Alıştırma görevi A
Tiyatro söyleşisinin "Mahmut Ünver: Tiyatro" sözünden "engeller var mı?" sözüne kadar olan bölümünü, "reji" yerine "sahneleme" koyarak yeniden yazar mısın?

Metin alıntısı

"""

Arzum Gökçe Köle:  Oyunun sembolik bir anlatısı var. Mesajınızı seyirciye iletemeyeceğinize dair çekinceleriniz oldu mu?

Mahmut Ünver: Tiyatro didaktik olmadan ve özellikle seyircinin zekasını küçümsemeden yol almalı bence. Elbette uygulanan reji ve oyunculuklar anlaşılır olmalı. Boris Vian oyunun çatısını maddesel azalma ve daralma üzerine kurmuş zaten. Bu nedenle de oyunun anlaşılmayacağını düşünmedim. Seyircilerden bazıları oyun sonrası, bu oyun üzerine uzun uzun düşüneceklerini söylediler. Bu oyunun amacına fazlasıyla hizmet ediyor. İnsanlar bu gibi oyunlardan çıkınca üzerine düşünüyor sohbet ediyorlar. Birbirlerinin düşüncelerini, ne anladıklarını soruyorlar. Bizim de istediğimiz bu zaten.

Arzum Gökçe Köle:  Profesyonel tiyatro olmayı “ticari tiyatro” yapmaya indirgeyen anlayışın yaygınlaştığı bir dönemde siz çizginizi korumakta zorlanıyor musunuz? Bu konuda önünüze çıkan engeller var mı?

"""

Alıştırma görevi B
Kayıtlarda "verified-badge-icon: [429, 26, 465, 62]" içeren satırdan "quoted-text-line: fight just" içeren satıra kadar olan satırları (iki uç dahil) boş satırları atlayarak "Sıra" ve "Satır" sütunlu bir Markdown tablosu olarak düzenler misin?

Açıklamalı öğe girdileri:
"""

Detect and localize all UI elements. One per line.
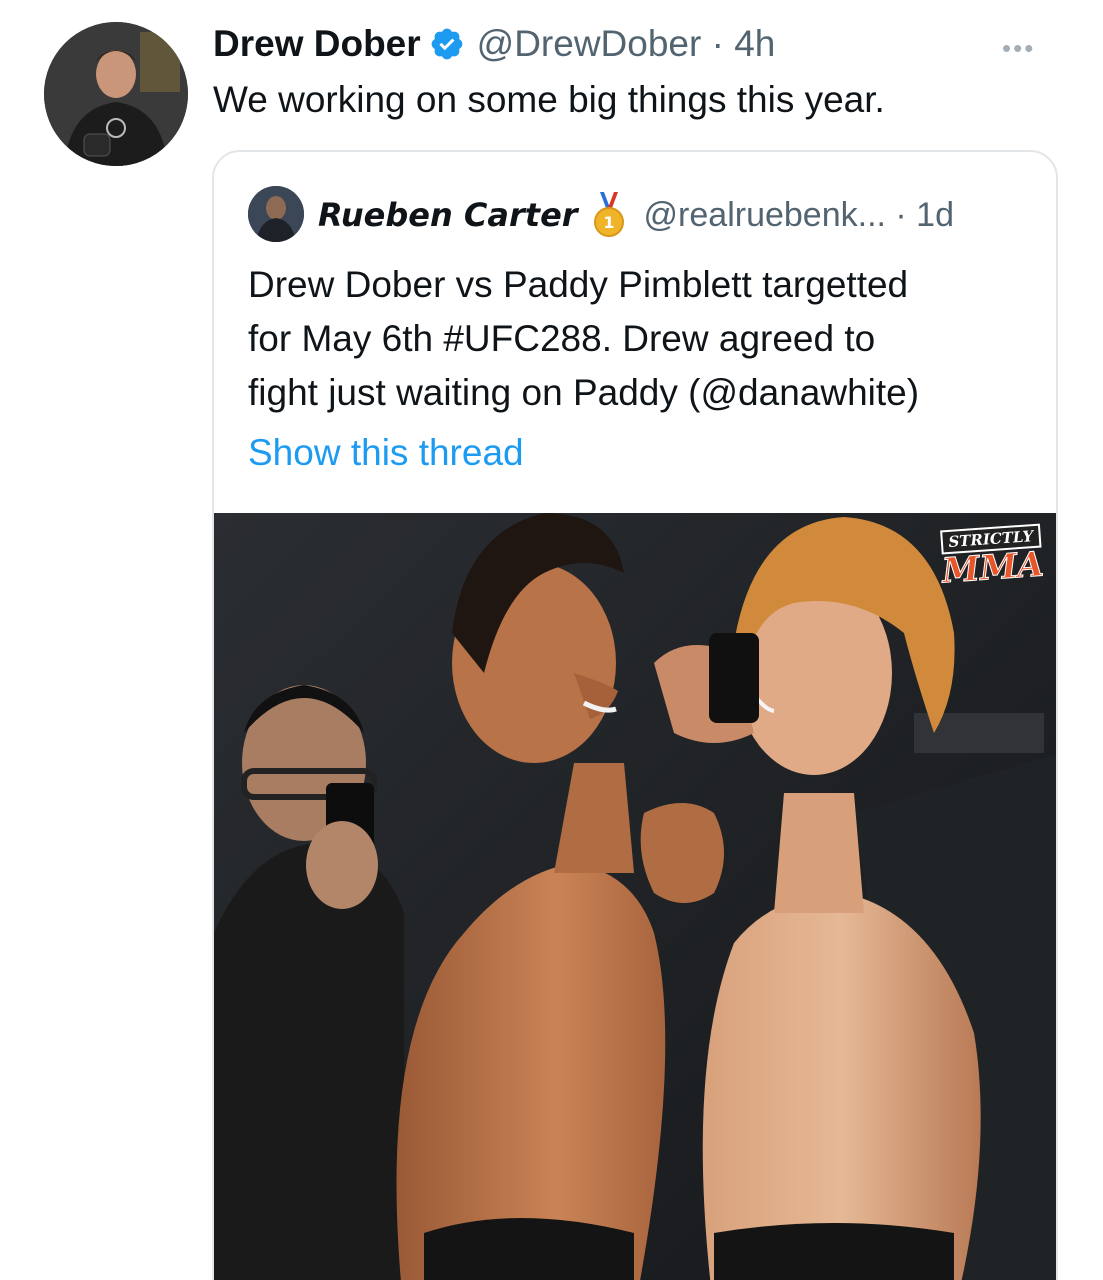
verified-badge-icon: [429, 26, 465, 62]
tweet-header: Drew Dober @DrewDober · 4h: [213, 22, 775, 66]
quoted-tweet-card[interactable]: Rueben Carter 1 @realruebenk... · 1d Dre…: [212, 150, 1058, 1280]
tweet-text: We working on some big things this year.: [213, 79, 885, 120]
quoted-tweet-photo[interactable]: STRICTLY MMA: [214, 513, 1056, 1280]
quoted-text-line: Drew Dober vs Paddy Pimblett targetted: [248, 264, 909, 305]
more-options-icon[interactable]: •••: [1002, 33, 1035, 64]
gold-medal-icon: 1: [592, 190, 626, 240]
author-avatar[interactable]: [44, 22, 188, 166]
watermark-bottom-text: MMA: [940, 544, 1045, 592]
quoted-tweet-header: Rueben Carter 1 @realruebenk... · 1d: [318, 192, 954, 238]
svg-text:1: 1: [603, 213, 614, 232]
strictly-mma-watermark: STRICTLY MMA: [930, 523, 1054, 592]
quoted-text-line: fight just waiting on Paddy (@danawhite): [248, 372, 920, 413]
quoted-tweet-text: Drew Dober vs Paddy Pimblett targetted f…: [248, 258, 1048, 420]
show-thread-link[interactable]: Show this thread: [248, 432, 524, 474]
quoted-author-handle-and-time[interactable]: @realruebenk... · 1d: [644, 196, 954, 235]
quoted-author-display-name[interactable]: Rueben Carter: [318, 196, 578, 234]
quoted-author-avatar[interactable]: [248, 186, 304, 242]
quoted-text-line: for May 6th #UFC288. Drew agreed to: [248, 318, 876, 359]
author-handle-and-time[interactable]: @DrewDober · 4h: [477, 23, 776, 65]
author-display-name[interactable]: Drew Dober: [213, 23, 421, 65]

"""

Doğru yanıt A
Mahmut Ünver: Tiyatro didaktik olmadan ve özellikle seyircinin zekasını küçümsemeden yol almalı bence. Elbette uygulanan sahneleme ve oyunculuklar anlaşılır olmalı. Boris Vian oyunun çatısını maddesel azalma ve daralma üzerine kurmuş zaten. Bu nedenle de oyunun anlaşılmayacağını düşünmedim. Seyircilerden bazıları oyun sonrası, bu oyun üzerine uzun uzun düşüneceklerini söylediler. Bu oyunun amacına fazlasıyla hizmet ediyor. İnsanlar bu gibi oyunlardan çıkınca üzerine düşünüyor sohbet ediyorlar. Birbirlerinin düşüncelerini, ne anladıklarını soruyorlar. Bizim de istediğimiz bu zaten.

Arzum Gökçe Köle:  Profesyonel tiyatro olmayı “ticari tiyatro” yapmaya indirgeyen anlayışın yaygınlaştığı bir dönemde siz çizginizi korumakta zorlanıyor musunuz? Bu konuda önünüze çıkan engeller var mı?

Doğru yanıt B
| Sıra | Satır |
|---|---|
| 1 | verified-badge-icon: [429, 26, 465, 62] |
| 2 | tweet-header: Drew Dober @DrewDober · 4h: [213, 22, 775, 66] |
| 3 | quoted-tweet-card[interactable]: Rueben Carter 1 @realruebenk... · 1d Dre…: [212, 150, 1058, 1280] |
| 4 | tweet-text: We working on some big things this year.: [213, 79, 885, 120] |
| 5 | quoted-tweet-photo[interactable]: STRICTLY MMA: [214, 513, 1056, 1280] |
| 6 | quoted-text-line: Drew Dober vs Paddy Pimblett targetted: [248, 264, 909, 305] |
| 7 | more-options-icon[interactable]: •••: [1002, 33, 1035, 64] |
| 8 | gold-medal-icon: 1: [592, 190, 626, 240] |
| 9 | author-avatar[interactable]: [44, 22, 188, 166] |
| 10 | watermark-bottom-text: MMA: [940, 544, 1045, 592] |
| 11 | quoted-tweet-header: Rueben Carter 1 @realruebenk... · 1d: [318, 192, 954, 238] |
| 12 | svg-text:1: 1: [603, 213, 614, 232] |
| 13 | strictly-mma-watermark: STRICTLY MMA: [930, 523, 1054, 592] |
| 14 | quoted-text-line: fight just waiting on Paddy (@danawhite): [248, 372, 920, 413] |